Copy the entries from the very first one through the line containing "table-cell: 3/2020 (970, 240, 1009, 254)", swapping every "table-cell" for "grid-cell" and changing nothing else.

^^^^^^^^

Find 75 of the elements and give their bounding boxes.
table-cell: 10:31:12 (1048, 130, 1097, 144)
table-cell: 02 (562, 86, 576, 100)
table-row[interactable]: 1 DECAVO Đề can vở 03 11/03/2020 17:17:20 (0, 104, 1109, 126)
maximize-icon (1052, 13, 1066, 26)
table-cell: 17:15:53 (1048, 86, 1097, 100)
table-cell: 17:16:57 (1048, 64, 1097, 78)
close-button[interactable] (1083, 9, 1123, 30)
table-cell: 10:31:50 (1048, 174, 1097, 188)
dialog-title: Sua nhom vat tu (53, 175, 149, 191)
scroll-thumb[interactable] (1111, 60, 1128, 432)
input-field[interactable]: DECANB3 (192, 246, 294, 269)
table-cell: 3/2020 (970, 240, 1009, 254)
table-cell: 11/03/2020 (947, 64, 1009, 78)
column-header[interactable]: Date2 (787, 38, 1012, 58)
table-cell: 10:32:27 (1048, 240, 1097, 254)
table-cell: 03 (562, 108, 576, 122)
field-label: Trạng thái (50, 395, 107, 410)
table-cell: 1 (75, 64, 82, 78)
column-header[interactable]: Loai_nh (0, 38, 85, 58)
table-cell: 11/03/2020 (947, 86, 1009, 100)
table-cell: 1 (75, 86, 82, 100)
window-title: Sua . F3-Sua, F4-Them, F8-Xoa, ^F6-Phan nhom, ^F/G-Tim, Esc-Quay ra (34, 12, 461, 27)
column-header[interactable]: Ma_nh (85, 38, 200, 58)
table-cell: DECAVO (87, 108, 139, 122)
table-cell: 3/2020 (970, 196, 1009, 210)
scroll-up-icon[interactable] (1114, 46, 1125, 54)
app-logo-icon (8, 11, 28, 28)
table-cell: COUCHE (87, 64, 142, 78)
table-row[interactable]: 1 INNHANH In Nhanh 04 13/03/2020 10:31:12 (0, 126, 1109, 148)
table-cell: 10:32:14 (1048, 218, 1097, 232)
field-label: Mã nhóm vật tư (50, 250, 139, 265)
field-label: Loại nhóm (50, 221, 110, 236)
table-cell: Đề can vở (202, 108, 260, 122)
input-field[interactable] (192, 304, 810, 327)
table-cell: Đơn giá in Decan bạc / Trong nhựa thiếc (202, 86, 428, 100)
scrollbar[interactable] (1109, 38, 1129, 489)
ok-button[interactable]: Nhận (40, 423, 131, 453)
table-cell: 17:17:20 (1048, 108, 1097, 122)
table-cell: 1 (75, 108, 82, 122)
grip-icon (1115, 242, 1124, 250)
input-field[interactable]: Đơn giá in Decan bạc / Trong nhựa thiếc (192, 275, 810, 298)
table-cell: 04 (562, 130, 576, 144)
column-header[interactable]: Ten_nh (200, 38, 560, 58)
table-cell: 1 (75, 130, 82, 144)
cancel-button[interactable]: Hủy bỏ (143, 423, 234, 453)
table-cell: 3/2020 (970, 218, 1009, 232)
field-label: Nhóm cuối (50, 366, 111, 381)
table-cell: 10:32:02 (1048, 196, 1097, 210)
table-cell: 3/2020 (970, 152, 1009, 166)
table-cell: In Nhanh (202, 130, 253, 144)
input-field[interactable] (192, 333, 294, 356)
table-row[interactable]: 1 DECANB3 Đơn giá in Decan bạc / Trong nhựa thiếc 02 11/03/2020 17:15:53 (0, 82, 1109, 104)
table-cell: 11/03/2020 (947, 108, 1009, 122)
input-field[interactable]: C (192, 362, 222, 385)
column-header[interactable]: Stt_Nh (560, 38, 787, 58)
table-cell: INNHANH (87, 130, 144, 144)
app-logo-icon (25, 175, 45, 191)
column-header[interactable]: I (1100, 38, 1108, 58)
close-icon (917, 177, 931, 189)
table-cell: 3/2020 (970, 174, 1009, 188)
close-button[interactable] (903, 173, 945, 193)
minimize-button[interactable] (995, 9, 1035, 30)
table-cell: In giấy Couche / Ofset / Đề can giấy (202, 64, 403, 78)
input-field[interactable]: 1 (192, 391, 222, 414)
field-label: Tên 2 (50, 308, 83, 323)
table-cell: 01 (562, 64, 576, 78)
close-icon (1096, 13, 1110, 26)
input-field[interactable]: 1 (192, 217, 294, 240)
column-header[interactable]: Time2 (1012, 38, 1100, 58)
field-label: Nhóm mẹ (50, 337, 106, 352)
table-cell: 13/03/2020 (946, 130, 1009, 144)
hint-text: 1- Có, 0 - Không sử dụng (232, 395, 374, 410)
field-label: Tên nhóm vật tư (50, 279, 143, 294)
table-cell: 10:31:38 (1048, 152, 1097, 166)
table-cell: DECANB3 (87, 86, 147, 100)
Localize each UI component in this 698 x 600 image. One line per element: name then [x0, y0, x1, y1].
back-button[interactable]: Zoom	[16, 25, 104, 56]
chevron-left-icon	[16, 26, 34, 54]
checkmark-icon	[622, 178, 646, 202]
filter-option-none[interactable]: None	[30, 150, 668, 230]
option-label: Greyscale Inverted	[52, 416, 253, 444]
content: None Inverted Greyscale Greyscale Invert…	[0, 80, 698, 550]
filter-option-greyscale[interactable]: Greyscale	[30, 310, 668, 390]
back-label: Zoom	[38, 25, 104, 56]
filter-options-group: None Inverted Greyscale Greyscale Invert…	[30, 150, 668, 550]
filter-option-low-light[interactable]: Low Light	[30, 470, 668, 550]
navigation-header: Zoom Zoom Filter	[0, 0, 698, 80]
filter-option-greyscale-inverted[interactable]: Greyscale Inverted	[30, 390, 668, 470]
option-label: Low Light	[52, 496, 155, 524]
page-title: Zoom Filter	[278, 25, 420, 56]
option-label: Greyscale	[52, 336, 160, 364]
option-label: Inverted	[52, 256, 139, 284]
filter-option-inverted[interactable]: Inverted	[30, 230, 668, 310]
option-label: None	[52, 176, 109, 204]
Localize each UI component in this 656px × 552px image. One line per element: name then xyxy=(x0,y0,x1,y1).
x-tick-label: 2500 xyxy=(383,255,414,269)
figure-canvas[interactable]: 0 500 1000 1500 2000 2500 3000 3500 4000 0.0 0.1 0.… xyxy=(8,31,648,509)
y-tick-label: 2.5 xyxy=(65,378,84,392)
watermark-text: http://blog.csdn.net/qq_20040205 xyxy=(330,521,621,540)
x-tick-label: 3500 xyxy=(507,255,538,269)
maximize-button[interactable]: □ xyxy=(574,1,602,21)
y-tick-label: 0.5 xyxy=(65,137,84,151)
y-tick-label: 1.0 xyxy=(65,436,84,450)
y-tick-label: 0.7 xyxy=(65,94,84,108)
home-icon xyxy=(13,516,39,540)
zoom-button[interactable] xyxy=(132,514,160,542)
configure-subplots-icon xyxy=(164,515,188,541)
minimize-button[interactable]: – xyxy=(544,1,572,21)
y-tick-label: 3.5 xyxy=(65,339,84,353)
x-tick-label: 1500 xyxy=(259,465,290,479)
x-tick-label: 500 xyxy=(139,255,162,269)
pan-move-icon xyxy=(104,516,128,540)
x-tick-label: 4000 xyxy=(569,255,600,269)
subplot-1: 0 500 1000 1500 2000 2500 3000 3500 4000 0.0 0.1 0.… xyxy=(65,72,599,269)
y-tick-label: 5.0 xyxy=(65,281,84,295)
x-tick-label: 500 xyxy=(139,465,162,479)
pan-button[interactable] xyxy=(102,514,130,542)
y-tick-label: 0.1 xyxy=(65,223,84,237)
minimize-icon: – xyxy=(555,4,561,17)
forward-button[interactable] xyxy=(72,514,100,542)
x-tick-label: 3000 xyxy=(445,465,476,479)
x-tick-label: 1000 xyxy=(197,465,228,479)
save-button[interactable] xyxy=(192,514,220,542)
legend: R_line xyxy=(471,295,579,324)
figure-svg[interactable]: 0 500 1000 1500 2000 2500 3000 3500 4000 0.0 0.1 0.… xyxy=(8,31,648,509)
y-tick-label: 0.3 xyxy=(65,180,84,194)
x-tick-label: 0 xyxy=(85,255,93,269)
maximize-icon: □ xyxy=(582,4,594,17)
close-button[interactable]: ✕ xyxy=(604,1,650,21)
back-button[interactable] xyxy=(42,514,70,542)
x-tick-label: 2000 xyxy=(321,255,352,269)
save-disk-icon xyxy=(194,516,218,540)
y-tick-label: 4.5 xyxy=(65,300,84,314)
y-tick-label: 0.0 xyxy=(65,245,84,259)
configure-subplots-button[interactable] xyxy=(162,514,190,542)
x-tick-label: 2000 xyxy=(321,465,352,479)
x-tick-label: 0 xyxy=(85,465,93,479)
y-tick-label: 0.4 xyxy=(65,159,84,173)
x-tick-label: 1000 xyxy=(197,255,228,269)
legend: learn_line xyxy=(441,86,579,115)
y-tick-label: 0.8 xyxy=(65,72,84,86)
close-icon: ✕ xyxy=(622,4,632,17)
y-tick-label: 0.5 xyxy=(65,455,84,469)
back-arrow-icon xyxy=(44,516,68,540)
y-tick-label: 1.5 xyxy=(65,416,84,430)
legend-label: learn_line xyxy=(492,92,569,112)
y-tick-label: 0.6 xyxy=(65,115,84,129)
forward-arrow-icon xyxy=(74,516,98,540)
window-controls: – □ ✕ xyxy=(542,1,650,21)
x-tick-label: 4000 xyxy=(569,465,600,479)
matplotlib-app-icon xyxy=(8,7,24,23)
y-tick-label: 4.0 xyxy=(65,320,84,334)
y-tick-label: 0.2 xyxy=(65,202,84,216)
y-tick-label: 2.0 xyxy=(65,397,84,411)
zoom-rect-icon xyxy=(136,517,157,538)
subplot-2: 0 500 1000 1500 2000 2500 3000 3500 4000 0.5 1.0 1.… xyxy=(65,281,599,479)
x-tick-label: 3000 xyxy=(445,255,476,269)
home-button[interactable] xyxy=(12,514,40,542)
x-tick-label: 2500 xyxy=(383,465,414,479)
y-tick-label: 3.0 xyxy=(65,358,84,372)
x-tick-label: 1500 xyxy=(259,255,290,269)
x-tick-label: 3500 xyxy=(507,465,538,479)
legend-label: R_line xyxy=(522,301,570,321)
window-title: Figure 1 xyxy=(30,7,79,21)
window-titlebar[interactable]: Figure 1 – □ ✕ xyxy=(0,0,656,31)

^^^^^^^^

▶ **COMPLETE RESPONSE**:
Find 75 of the elements and give their bounding boxes.
grid-cell: 10:31:12 (1048, 130, 1097, 144)
grid-cell: 02 (562, 86, 576, 100)
table-row[interactable]: 1 DECAVO Đề can vở 03 11/03/2020 17:17:20 (0, 104, 1109, 126)
maximize-icon (1052, 13, 1066, 26)
grid-cell: 17:15:53 (1048, 86, 1097, 100)
grid-cell: 17:16:57 (1048, 64, 1097, 78)
close-button[interactable] (1083, 9, 1123, 30)
grid-cell: 10:31:50 (1048, 174, 1097, 188)
dialog-title: Sua nhom vat tu (53, 175, 149, 191)
scroll-thumb[interactable] (1111, 60, 1128, 432)
input-field[interactable]: DECANB3 (192, 246, 294, 269)
grid-cell: 3/2020 (970, 240, 1009, 254)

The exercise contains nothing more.